▶ **Selected excerpt**:
Spears v. McCotter, 766 F.2d 179 (5th Cir. 1985).

According to Plaintiff, he and another inmate, Donoven Harris, escaped from the Forrest County Jail. Plaintiff alleges that while he was on the lam, officers at the jail confiscated his property, such as clothes and mail. Plaintiff asserts that Collins and Rudder were responsible for returning his property, but they failed to do so.

Plaintiff alleges that after he was captured and returned to the jail, he and Harris were placed in solitary confinement. Plaintiff alleges that Collins and Rudder kept him in solitary confinement longer than Harris. Additionally, Plaintiff alleges that Defendant Daniel Cooley was responsible for the inmates in solitary confinement. Plaintiff alleges that he received a shower each day, except when Cooley was on duty. Specifically, Plaintiff alleges that he would miss approximately three showers a week when Cooley was on duty. Plaintiff also alleges that Cooley did not allow Plaintiff to make phone calls, used racial slurs, and said he did not like Plaintiff.

▶ **Required actions**:
1: According to the court excerpt about the Forrest County Jail allegations, how many showers does Plaintiff allege he missed each week when Cooley was on duty?
2: Extend the court excerpt about the Forrest County Jail allegations, picking up right after its final sentence.

▶ **Records shown**:
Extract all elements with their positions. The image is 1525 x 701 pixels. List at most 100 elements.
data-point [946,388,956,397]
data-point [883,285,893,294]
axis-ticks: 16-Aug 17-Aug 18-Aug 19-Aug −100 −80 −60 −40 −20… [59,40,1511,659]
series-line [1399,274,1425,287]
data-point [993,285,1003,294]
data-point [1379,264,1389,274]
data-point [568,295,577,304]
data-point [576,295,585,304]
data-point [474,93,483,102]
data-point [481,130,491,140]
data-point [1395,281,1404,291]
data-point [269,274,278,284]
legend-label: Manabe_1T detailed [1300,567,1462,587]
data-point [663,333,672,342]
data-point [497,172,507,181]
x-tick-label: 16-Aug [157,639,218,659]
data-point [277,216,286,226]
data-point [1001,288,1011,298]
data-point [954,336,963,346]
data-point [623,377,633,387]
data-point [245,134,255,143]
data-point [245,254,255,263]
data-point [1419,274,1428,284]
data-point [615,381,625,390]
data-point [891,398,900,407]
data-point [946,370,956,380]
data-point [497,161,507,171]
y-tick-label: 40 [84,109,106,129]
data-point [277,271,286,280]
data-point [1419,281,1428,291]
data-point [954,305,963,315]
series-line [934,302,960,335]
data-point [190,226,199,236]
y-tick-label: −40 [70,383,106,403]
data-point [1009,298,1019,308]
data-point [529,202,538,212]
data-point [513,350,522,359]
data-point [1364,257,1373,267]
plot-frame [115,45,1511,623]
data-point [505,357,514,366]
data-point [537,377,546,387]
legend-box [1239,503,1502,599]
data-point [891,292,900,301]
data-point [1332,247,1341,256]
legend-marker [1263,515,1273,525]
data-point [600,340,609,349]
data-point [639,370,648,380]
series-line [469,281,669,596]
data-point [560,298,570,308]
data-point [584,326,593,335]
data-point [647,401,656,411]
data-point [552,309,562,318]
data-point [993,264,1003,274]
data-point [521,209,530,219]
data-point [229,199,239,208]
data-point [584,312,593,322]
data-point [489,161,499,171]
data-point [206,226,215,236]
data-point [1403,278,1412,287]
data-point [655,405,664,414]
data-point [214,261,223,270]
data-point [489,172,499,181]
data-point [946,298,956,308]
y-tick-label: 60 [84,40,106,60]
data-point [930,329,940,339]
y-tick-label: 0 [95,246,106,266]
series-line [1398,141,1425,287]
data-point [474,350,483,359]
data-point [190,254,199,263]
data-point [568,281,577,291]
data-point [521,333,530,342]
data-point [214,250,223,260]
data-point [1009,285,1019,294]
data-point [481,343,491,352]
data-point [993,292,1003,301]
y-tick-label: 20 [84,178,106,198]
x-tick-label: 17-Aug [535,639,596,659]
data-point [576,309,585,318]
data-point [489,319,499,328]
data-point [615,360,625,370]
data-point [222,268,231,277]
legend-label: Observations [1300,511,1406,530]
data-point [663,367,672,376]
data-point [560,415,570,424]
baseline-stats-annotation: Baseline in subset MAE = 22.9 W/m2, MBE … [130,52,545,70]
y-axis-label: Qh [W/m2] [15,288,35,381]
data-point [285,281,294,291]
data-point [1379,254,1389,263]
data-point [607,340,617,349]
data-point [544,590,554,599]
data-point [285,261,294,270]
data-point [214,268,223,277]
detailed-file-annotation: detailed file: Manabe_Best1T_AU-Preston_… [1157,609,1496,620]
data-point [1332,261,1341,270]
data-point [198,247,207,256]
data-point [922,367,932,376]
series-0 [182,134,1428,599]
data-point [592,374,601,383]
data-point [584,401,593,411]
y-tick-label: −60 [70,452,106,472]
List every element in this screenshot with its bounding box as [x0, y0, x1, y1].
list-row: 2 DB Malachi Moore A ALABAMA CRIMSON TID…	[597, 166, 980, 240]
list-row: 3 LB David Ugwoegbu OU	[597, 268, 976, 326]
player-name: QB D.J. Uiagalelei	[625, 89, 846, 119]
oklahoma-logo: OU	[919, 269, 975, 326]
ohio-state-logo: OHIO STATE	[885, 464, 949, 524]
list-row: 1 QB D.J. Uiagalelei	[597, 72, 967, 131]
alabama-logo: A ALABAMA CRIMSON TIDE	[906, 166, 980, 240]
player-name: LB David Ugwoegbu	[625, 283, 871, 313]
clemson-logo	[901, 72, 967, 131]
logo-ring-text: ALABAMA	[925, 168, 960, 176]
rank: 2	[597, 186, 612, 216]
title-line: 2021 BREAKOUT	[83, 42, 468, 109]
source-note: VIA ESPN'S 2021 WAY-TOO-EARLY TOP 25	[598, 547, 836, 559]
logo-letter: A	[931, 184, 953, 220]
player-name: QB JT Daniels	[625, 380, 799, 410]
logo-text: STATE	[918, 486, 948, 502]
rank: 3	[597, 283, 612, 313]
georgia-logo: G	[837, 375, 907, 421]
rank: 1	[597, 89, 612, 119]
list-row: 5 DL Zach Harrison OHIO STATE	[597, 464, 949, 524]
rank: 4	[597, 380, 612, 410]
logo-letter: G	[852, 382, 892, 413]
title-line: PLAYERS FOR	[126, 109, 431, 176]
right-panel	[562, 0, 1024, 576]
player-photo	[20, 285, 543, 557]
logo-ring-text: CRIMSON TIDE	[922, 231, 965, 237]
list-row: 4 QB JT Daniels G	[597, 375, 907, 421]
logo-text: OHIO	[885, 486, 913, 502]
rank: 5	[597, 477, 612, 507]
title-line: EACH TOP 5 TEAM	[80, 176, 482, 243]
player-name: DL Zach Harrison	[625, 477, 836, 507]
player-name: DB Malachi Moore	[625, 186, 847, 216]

▶ **Solved problems**:
1: Approximately three showers a week.

2:
Concerning Defendant Sheriff Billy McGee, Plaintiff alleges that he was not granted a bond after his criminal charge was lowered from capital murder to second degree murder. Plaintiff, however, admits that he does not know if Sheriff McGee has any responsibility for determining whether Plaintiff should be granted a bond.

Plaintiff also complains that Sheriff McGee housed him with his co-defendants in the murder case (Aaron Jones and David Jones). Plaintiff alleges that the codefendants assaulted him. According to Plaintiff, jail policy requires that co-defendants be housed separately, and Sheriff McGee knew Plaintiff and his co-defendants should not have been housed together. Defendants' Motions for Summary Judgment [25] [31]

On March 18, 2021, Defendants filed a Motion for Summary Judgment [25] based on Plaintiff's failure to allege how Defendants were personally involved in any constitutional violation and his failure to exhaust administrative remedies. On March 25, 2021, the Court conducted a Spears hearing during which Plaintiff's claims and relief sought were clarified and amended by his sworn testimony.

See Flores v. Livingston, 405 Fed. App'x. 931, 932 (5th Cir. 2010); Riley v. Collins, 828 F.2d 306, 307 (5th Cir. 1987) (stating that allegations made at a Spears hearing supersede claims alleged in the complaint).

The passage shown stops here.